» EXERCISE INSTRUCTIONS: Scan the data beneath this task and copy each line that includes "kind".

» DATASET RECORDS:
----------
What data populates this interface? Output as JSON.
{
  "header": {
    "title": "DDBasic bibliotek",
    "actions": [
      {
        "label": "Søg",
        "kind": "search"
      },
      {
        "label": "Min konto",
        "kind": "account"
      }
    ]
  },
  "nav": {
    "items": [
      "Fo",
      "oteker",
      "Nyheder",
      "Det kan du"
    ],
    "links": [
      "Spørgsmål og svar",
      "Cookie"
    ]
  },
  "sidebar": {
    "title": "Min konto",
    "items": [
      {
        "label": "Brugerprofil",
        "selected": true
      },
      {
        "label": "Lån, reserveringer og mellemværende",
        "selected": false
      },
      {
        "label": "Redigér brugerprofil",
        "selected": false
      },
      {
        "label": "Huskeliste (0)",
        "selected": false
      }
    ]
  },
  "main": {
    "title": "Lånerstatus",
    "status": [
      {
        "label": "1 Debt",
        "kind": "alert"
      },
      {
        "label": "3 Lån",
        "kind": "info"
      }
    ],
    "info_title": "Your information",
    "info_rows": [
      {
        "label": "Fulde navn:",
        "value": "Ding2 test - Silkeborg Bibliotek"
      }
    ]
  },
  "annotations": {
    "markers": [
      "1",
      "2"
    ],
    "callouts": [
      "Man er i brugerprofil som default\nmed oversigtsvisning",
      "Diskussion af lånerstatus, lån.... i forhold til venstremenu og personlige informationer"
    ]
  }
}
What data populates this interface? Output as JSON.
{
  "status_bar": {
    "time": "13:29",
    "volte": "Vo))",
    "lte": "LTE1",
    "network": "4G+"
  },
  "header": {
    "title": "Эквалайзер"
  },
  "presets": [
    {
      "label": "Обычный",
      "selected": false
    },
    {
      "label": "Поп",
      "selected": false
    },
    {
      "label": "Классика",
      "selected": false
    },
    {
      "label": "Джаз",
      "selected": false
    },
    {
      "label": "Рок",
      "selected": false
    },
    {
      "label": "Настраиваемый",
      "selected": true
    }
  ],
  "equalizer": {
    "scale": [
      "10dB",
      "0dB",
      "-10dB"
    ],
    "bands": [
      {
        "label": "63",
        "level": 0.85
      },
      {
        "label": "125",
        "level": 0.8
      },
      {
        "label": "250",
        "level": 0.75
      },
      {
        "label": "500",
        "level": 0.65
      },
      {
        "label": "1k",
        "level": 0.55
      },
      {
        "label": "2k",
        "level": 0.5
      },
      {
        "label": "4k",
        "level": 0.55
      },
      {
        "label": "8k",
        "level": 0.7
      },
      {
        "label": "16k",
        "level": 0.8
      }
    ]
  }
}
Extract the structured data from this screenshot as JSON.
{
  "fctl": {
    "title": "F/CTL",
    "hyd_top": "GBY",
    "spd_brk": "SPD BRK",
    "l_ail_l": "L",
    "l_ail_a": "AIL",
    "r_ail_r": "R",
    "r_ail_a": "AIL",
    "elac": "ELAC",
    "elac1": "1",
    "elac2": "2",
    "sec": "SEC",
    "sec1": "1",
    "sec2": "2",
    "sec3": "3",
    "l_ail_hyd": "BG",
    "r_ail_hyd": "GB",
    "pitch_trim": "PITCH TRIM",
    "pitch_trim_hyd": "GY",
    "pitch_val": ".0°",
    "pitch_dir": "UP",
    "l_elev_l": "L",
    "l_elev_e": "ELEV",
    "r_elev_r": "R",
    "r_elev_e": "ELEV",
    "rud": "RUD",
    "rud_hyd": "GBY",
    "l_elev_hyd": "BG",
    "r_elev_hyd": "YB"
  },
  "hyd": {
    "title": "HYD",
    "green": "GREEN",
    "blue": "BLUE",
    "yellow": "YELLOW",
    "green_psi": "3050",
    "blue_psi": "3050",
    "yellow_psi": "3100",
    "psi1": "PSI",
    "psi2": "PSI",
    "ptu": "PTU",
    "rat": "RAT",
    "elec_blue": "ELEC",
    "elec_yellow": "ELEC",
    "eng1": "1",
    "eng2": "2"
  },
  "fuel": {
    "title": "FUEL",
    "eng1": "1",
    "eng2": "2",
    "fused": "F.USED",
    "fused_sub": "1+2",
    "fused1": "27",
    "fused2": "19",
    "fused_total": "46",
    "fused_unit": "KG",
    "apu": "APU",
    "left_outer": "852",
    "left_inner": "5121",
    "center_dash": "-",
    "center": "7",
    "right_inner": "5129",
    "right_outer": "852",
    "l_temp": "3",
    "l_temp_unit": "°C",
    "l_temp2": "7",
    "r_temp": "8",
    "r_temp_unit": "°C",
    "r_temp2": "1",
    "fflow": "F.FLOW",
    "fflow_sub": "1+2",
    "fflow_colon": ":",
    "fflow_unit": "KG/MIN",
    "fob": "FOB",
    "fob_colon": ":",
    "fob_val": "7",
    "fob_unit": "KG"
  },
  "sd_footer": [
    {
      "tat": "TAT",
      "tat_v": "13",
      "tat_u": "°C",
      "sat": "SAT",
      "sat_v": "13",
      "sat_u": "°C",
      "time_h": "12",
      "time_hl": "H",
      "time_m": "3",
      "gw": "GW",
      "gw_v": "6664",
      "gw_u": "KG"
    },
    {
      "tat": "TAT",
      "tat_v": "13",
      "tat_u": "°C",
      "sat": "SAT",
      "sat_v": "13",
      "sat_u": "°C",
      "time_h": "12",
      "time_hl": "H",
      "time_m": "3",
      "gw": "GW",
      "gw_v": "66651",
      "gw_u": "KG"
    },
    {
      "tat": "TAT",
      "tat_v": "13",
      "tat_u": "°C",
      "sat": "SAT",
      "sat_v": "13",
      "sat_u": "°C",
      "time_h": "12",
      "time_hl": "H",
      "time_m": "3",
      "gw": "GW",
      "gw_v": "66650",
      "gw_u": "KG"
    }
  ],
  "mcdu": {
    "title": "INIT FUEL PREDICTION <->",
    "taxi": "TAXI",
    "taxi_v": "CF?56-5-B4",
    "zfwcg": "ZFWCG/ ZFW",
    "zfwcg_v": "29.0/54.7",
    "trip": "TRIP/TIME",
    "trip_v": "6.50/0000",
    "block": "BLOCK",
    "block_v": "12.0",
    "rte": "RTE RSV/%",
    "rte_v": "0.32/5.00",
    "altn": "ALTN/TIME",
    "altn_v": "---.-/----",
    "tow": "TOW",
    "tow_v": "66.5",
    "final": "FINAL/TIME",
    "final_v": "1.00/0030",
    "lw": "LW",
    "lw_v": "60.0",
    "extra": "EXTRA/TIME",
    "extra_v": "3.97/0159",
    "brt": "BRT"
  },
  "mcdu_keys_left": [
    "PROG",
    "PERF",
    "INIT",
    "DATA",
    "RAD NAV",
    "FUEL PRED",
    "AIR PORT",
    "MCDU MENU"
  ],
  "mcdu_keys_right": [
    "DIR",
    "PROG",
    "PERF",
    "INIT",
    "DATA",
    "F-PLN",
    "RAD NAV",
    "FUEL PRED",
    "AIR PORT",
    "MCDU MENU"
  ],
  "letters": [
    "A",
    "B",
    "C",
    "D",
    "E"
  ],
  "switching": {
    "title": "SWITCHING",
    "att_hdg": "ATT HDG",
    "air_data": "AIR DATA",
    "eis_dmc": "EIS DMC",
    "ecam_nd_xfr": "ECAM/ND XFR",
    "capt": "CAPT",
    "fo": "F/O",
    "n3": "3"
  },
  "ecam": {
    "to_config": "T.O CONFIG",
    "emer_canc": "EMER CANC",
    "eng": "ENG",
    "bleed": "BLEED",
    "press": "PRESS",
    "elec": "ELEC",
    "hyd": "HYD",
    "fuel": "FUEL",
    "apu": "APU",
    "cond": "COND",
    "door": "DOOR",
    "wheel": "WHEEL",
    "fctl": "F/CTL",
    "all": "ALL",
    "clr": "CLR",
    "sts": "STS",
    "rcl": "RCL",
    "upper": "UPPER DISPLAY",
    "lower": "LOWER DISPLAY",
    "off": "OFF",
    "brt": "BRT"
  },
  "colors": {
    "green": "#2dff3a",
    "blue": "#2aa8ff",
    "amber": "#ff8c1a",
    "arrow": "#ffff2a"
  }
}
----------
» RESPONSE:
        "kind": "search"
        "kind": "account"
        "kind": "alert"
        "kind": "info"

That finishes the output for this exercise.